**Text provided:**

*****

Unit 1 – Introduction to Business Management
1.5 – Growth and Evolution
Topics: Economies & Diseconomies of Scale, Mergers & Acquisitions, Takeovers, Joint Ventures, Strategic Alliances, Franchising
Economies & Diseconomies of Scale
Economies of Scale are cost advantages that businesses obtain due to their scale of operation, with cost per unit of output generally decreasing with increasing scale.
\[ \text{Average Cost (AC)} = \frac{\text{Total Cost (TC)}}{\text{Output (Q)}} \] Economies of scale cause AC to fall as Q rises (up to a point).
- Internal economies:
- Technical: Using advanced technology/machinery lowers per-unit costs.
- Managerial: Specialist managers improve efficiency.
- Financial: Larger firms get better interest rates, access to capital.
- Marketing: Bulk buying, spreading advertising over more units.
- External economies: Whole industry grows (skilled labor pools, supplier networks, improved infrastructure).
\[ \text{Average Cost (AC)} = \frac{\text{Total Cost (TC)}}{\text{Output (Q)}} \] Economies of scale cause AC to fall as Q rises (up to a point).
Diseconomies of Scale are disadvantages that result in rising unit costs as a firm becomes too large.
- Communication problems: Harder to coordinate/control with many employees.
- Bureaucracy: More layers of management slow decisions.
- Loss of morale: Workers may feel alienated or unimportant in very large organizations.
- Reduced flexibility: Responds more slowly to market changes.
Mergers & Acquisitions
- Merger: Two firms agree to join together and form a single new company. E.g., Glaxo + SmithKline = GlaxoSmithKline.
- Acquisition (Takeover): One firm buys another and takes control. E.g., Facebook acquired Instagram.
- Reasons: To grow quickly, access new markets/resources, diversify, gain synergies, reduce competition.
Note: Mergers are friendly, acquisitions can be friendly or hostile (“hostile takeover”).
Takeovers
A Takeover is when one company purchases a controlling stake (usually >50%) of another. It leads to a change in management/ownership—even if the acquired company didn’t agree.
- Can be hostile (against the wishes of acquired firm) or friendly.

*****

**Structured page parsing data:**
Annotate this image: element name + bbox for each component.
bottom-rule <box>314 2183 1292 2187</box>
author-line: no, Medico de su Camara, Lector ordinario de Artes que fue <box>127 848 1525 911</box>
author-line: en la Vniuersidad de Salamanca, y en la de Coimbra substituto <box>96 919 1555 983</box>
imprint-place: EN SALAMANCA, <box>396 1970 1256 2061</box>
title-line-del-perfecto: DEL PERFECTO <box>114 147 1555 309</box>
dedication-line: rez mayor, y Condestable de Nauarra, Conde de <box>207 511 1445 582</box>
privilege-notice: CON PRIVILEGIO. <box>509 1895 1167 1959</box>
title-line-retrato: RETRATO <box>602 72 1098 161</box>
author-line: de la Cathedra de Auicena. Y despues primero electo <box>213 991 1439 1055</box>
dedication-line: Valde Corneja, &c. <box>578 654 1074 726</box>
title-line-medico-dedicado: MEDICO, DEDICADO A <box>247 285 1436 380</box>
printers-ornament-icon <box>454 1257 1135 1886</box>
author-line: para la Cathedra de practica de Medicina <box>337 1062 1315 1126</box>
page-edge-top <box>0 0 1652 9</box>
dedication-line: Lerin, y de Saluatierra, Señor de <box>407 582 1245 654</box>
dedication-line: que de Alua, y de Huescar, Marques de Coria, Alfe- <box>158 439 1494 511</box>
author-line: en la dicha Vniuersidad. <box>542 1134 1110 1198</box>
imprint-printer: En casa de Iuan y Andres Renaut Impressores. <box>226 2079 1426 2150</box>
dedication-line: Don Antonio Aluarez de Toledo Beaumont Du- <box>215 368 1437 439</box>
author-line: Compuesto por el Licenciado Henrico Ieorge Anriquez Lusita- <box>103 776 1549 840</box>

*****

**What you need to do:**
A – What diseconomies of scale do the business growth notes list?
B – Quote the stretch of the business growth notes from "Unit 1 – Introduction" through "lowers per-unit costs.".
C – In the business growth notes, what example is given for an acquisition?

**Answers in order:**
A – Communication problems, bureaucracy, loss of morale, and reduced flexibility.

B –
Unit 1 – Introduction to Business Management
1.5 – Growth and Evolution
Topics: Economies & Diseconomies of Scale, Mergers & Acquisitions, Takeovers, Joint Ventures, Strategic Alliances, Franchising
Economies & Diseconomies of Scale
Economies of Scale are cost advantages that businesses obtain due to their scale of operation, with cost per unit of output generally decreasing with increasing scale.
\[ \text{Average Cost (AC)} = \frac{\text{Total Cost (TC)}}{\text{Output (Q)}} \] Economies of scale cause AC to fall as Q rises (up to a point).
- Internal economies:
- Technical: Using advanced technology/machinery lowers per-unit costs.

C – Facebook acquired Instagram.